Exercise task:
Restate the full set of records exactly, without adding or dropping a word.

Supplied material:
..............................
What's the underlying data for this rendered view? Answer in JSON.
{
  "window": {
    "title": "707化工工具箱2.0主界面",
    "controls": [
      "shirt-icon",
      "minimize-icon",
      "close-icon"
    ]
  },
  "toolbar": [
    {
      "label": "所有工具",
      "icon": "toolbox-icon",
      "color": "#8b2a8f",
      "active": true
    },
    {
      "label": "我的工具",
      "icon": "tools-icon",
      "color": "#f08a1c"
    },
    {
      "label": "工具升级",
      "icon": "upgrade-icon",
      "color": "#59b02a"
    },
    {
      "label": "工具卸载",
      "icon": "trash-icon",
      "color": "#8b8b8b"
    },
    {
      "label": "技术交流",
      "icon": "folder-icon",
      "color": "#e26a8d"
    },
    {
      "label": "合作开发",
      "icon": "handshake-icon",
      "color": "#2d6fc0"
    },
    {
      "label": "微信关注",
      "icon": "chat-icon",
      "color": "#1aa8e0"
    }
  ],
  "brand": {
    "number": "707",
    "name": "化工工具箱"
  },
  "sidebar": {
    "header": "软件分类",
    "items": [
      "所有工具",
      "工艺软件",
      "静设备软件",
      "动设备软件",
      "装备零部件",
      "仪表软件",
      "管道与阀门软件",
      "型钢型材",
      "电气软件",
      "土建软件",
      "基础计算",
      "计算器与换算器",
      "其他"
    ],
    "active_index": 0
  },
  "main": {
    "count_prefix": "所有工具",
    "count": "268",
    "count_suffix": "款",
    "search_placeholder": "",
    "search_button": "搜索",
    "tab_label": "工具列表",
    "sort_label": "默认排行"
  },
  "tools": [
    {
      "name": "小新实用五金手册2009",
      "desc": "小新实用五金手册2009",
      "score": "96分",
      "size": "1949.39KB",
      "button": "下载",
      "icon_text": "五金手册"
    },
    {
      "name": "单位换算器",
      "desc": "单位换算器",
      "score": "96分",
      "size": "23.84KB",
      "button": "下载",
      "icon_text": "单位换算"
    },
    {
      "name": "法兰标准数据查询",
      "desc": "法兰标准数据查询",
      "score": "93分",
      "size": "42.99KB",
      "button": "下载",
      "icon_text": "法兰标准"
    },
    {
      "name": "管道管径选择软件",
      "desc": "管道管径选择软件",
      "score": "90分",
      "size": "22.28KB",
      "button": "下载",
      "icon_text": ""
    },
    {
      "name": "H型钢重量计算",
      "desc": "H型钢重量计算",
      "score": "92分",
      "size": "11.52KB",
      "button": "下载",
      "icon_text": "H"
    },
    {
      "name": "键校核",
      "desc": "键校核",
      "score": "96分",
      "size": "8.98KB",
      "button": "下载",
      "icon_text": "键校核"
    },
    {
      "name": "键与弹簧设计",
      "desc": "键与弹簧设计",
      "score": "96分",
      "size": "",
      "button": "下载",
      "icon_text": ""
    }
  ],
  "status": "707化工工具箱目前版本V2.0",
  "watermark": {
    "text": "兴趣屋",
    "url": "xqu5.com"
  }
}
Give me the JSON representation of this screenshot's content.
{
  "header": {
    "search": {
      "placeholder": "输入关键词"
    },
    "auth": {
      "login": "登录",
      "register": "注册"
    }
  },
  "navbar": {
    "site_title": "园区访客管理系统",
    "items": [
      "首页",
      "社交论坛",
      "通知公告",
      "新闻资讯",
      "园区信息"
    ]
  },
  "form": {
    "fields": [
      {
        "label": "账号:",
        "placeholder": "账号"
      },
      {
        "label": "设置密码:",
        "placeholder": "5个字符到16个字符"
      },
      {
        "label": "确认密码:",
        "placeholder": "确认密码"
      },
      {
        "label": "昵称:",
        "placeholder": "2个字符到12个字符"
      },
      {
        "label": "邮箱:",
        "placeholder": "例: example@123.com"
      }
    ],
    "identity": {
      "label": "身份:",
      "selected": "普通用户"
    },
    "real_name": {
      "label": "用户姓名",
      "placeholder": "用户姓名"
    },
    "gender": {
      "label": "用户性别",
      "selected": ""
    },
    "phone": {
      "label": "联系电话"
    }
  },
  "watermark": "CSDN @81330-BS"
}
..............................
Result of the exercise:
What's the underlying data for this rendered view? Answer in JSON.
{
  "window": {
    "title": "707化工工具箱2.0主界面",
    "controls": [
      "shirt-icon",
      "minimize-icon",
      "close-icon"
    ]
  },
  "toolbar": [
    {
      "label": "所有工具",
      "icon": "toolbox-icon",
      "color": "#8b2a8f",
      "active": true
    },
    {
      "label": "我的工具",
      "icon": "tools-icon",
      "color": "#f08a1c"
    },
    {
      "label": "工具升级",
      "icon": "upgrade-icon",
      "color": "#59b02a"
    },
    {
      "label": "工具卸载",
      "icon": "trash-icon",
      "color": "#8b8b8b"
    },
    {
      "label": "技术交流",
      "icon": "folder-icon",
      "color": "#e26a8d"
    },
    {
      "label": "合作开发",
      "icon": "handshake-icon",
      "color": "#2d6fc0"
    },
    {
      "label": "微信关注",
      "icon": "chat-icon",
      "color": "#1aa8e0"
    }
  ],
  "brand": {
    "number": "707",
    "name": "化工工具箱"
  },
  "sidebar": {
    "header": "软件分类",
    "items": [
      "所有工具",
      "工艺软件",
      "静设备软件",
      "动设备软件",
      "装备零部件",
      "仪表软件",
      "管道与阀门软件",
      "型钢型材",
      "电气软件",
      "土建软件",
      "基础计算",
      "计算器与换算器",
      "其他"
    ],
    "active_index": 0
  },
  "main": {
    "count_prefix": "所有工具",
    "count": "268",
    "count_suffix": "款",
    "search_placeholder": "",
    "search_button": "搜索",
    "tab_label": "工具列表",
    "sort_label": "默认排行"
  },
  "tools": [
    {
      "name": "小新实用五金手册2009",
      "desc": "小新实用五金手册2009",
      "score": "96分",
      "size": "1949.39KB",
      "button": "下载",
      "icon_text": "五金手册"
    },
    {
      "name": "单位换算器",
      "desc": "单位换算器",
      "score": "96分",
      "size": "23.84KB",
      "button": "下载",
      "icon_text": "单位换算"
    },
    {
      "name": "法兰标准数据查询",
      "desc": "法兰标准数据查询",
      "score": "93分",
      "size": "42.99KB",
      "button": "下载",
      "icon_text": "法兰标准"
    },
    {
      "name": "管道管径选择软件",
      "desc": "管道管径选择软件",
      "score": "90分",
      "size": "22.28KB",
      "button": "下载",
      "icon_text": ""
    },
    {
      "name": "H型钢重量计算",
      "desc": "H型钢重量计算",
      "score": "92分",
      "size": "11.52KB",
      "button": "下载",
      "icon_text": "H"
    },
    {
      "name": "键校核",
      "desc": "键校核",
      "score": "96分",
      "size": "8.98KB",
      "button": "下载",
      "icon_text": "键校核"
    },
    {
      "name": "键与弹簧设计",
      "desc": "键与弹簧设计",
      "score": "96分",
      "size": "",
      "button": "下载",
      "icon_text": ""
    }
  ],
  "status": "707化工工具箱目前版本V2.0",
  "watermark": {
    "text": "兴趣屋",
    "url": "xqu5.com"
  }
}
Give me the JSON representation of this screenshot's content.
{
  "header": {
    "search": {
      "placeholder": "输入关键词"
    },
    "auth": {
      "login": "登录",
      "register": "注册"
    }
  },
  "navbar": {
    "site_title": "园区访客管理系统",
    "items": [
      "首页",
      "社交论坛",
      "通知公告",
      "新闻资讯",
      "园区信息"
    ]
  },
  "form": {
    "fields": [
      {
        "label": "账号:",
        "placeholder": "账号"
      },
      {
        "label": "设置密码:",
        "placeholder": "5个字符到16个字符"
      },
      {
        "label": "确认密码:",
        "placeholder": "确认密码"
      },
      {
        "label": "昵称:",
        "placeholder": "2个字符到12个字符"
      },
      {
        "label": "邮箱:",
        "placeholder": "例: example@123.com"
      }
    ],
    "identity": {
      "label": "身份:",
      "selected": "普通用户"
    },
    "real_name": {
      "label": "用户姓名",
      "placeholder": "用户姓名"
    },
    "gender": {
      "label": "用户性别",
      "selected": ""
    },
    "phone": {
      "label": "联系电话"
    }
  },
  "watermark": "CSDN @81330-BS"
}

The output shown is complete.